──────── Page excerpt ────────
This series, brought to you by Yahoo! Finance, looks at which upgrades and downgrades make sense, and which ones investors should act on. Today, our headlines feature a pair of new buy ratings for Facebook (META 0.50%) and Flextronics (FLEX 1.24%). The news isn't all good, however, so before we get to those two, let's take a quick look at why one analyst thinks...

SodaStream has lost its fizz
Last week, make-it-at-home soda company SodaStream International (SODA) reported first-quarter earnings of $0.08 per share, beating the Street's expectation by a whopping $0.07 per share. Regardless, investors punished the company for an eroding gross margin and for failing to grow U.S. sales. Expect more of the same today.

Adding insult to the stock price injury shareholders have already endured (shares are down 35% over the past 12 months), Barclays Capital announced today that it is throwing in the towel on SodaStream once and for all -- downgrading the stock to underweight and predicting the company will sell for as little as $35 a share within a year.

SodaStream's "earnings beat" notwithstanding, it's hard to argue with Barclays' decision. Priced at 27 times earnings today, the company's shares may look attractive in light of the 28% long-term growth rate that other analysts assign to the stock. But as revealed in data from S&P Capital IQ, the "earnings" SodaStream is expected to "grow" are pretty illusory.
──────── Dataset ────────
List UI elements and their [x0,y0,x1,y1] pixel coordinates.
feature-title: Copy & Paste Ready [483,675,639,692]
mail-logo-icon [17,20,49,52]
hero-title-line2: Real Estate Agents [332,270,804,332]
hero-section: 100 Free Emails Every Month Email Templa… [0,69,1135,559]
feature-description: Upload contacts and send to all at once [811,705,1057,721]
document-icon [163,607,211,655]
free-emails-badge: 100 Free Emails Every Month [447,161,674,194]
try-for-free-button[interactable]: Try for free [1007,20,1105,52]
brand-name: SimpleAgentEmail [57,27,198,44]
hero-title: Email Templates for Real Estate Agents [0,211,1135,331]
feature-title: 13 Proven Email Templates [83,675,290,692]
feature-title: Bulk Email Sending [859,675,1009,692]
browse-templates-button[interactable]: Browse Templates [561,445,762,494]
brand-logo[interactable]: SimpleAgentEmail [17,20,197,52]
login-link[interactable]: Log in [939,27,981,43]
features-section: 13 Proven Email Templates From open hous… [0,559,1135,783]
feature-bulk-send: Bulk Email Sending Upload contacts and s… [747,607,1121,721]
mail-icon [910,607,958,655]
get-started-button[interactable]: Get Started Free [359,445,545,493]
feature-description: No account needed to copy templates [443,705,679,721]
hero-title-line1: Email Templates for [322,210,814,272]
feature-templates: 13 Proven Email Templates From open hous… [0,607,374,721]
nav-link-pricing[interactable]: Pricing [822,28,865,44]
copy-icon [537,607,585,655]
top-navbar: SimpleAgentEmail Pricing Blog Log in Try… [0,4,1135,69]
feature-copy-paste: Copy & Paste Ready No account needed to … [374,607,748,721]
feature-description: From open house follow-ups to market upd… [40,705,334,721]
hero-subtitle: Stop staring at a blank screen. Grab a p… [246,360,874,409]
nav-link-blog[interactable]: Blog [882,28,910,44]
────────
_What to produce_: Pick up the analyst ratings article after its last sentence and keep writing in the same style. The data entries aren't needed for anything here.

_Response to this task_:
Even as SodaStream reported earning $31.7 million in generally accepted accounting principles profit over the past 12 months, its cash burn (negative free cash flow) for the period exceeded $30 million. So while the company's income statement reflects the company in a "profitable" light, its cash flow statement clearly shows it to be anything but a cash-making business. Barclays is right to counsel investors to sell.

More profitable than on its Face(book)
Our first upgrade of the day is a high-profile stock that needs no introduction: Facebook. This morning, Evercore Partners upgraded shares of the premier social networking site to overweight, predicting Facebook stock will hit $75 within a year. Praising the company for "an exceptionally strong quarterly result" (sales were up more than 70%, while earnings nearly tripled), Evercore noted that "FB now monetizes mobile time spent to the tune of 9:1 the industry," arguing that the company can therefore increase earnings even without taking market share from smaller rivals.

Crunching a slew of numbers on "mobile per-user monetization ($6/user)," market share, and "mobile time-spent monetization," Evercore upped its estimate of the gross profit Facebook can earn in 2014 by a whopping $600 million. Based on S&P Capital IQ data, it appears that historically, about 75% of such gross profit at Facebook survives all the way to the bottom line. This would imply that Facebook could earn as much as $450 million additional net profit this year (more than $0.17 per share), than investors expect.

If Evercore is right, this would amount to a sizable earnings beat for 2014 -- $1.60 a share in profit, where most analysts expect only $1.43. But even if Evercore is right, does this make the stock a buy?

Valued on trailing earnings of $0.77 per share, Facebook currently sells for a P/E ratio of 79. Valued on the consensus estimate for 2014 earnings, that P/E drops to 42.5 -- and perhaps as low as 38 times earnings if Evercore's predictions bear fruit. Make no mistake: these are all still pretty expensive multiples to earnings. But if analysts are right about Facebook's ability to keep earnings growing at about a 35% pace over the next five years, it's entirely possible the stock is actually cheap enough to buy right now, and that Evercore is right to recommend it.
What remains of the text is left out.